╭──
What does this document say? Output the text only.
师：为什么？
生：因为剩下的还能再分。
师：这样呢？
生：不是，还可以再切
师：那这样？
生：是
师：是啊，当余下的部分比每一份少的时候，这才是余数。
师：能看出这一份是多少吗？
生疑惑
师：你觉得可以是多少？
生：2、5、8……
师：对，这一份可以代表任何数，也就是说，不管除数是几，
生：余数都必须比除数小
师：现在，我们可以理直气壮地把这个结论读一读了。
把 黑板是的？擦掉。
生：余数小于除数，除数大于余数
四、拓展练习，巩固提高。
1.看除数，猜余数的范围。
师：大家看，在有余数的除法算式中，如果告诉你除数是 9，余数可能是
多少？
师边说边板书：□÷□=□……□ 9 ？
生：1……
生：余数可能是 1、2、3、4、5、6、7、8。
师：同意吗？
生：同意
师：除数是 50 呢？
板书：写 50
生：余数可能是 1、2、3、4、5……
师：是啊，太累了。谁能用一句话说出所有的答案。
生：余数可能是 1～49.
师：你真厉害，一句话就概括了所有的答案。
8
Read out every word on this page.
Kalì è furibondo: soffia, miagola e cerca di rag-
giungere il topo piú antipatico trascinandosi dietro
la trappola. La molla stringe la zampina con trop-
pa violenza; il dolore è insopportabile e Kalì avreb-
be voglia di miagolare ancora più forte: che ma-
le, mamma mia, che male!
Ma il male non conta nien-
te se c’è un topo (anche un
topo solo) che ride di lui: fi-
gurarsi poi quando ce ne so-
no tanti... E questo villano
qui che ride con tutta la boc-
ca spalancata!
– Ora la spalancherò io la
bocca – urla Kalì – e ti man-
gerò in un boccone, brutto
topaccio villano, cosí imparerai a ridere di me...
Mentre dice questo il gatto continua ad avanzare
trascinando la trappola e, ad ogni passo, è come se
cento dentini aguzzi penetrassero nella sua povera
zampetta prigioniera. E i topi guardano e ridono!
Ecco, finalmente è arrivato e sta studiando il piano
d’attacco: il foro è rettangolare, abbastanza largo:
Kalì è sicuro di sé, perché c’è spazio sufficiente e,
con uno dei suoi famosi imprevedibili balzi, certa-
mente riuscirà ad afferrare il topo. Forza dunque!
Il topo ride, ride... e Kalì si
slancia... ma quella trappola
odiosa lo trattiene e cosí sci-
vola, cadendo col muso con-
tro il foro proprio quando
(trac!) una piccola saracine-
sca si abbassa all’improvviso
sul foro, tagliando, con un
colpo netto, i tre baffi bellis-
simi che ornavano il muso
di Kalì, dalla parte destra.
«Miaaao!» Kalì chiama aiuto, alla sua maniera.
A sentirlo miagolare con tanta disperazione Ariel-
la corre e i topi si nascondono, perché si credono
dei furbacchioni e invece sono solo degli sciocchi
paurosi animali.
╰──
- [What to do]
Exact output of every entry is required.

- [Exercise result]
What does this document say? Output the text only.
师：为什么？
生：因为剩下的还能再分。
师：这样呢？
生：不是，还可以再切
师：那这样？
生：是
师：是啊，当余下的部分比每一份少的时候，这才是余数。
师：能看出这一份是多少吗？
生疑惑
师：你觉得可以是多少？
生：2、5、8……
师：对，这一份可以代表任何数，也就是说，不管除数是几，
生：余数都必须比除数小
师：现在，我们可以理直气壮地把这个结论读一读了。
把 黑板是的？擦掉。
生：余数小于除数，除数大于余数
四、拓展练习，巩固提高。
1.看除数，猜余数的范围。
师：大家看，在有余数的除法算式中，如果告诉你除数是 9，余数可能是
多少？
师边说边板书：□÷□=□……□ 9 ？
生：1……
生：余数可能是 1、2、3、4、5、6、7、8。
师：同意吗？
生：同意
师：除数是 50 呢？
板书：写 50
生：余数可能是 1、2、3、4、5……
师：是啊，太累了。谁能用一句话说出所有的答案。
生：余数可能是 1～49.
师：你真厉害，一句话就概括了所有的答案。
8
Read out every word on this page.
Kalì è furibondo: soffia, miagola e cerca di rag-
giungere il topo piú antipatico trascinandosi dietro
la trappola. La molla stringe la zampina con trop-
pa violenza; il dolore è insopportabile e Kalì avreb-
be voglia di miagolare ancora più forte: che ma-
le, mamma mia, che male!
Ma il male non conta nien-
te se c’è un topo (anche un
topo solo) che ride di lui: fi-
gurarsi poi quando ce ne so-
no tanti... E questo villano
qui che ride con tutta la boc-
ca spalancata!
– Ora la spalancherò io la
bocca – urla Kalì – e ti man-
gerò in un boccone, brutto
topaccio villano, cosí imparerai a ridere di me...
Mentre dice questo il gatto continua ad avanzare
trascinando la trappola e, ad ogni passo, è come se
cento dentini aguzzi penetrassero nella sua povera
zampetta prigioniera. E i topi guardano e ridono!
Ecco, finalmente è arrivato e sta studiando il piano
d’attacco: il foro è rettangolare, abbastanza largo:
Kalì è sicuro di sé, perché c’è spazio sufficiente e,
con uno dei suoi famosi imprevedibili balzi, certa-
mente riuscirà ad afferrare il topo. Forza dunque!
Il topo ride, ride... e Kalì si
slancia... ma quella trappola
odiosa lo trattiene e cosí sci-
vola, cadendo col muso con-
tro il foro proprio quando
(trac!) una piccola saracine-
sca si abbassa all’improvviso
sul foro, tagliando, con un
colpo netto, i tre baffi bellis-
simi che ornavano il muso
di Kalì, dalla parte destra.
«Miaaao!» Kalì chiama aiuto, alla sua maniera.
A sentirlo miagolare con tanta disperazione Ariel-
la corre e i topi si nascondono, perché si credono
dei furbacchioni e invece sono solo degli sciocchi
paurosi animali.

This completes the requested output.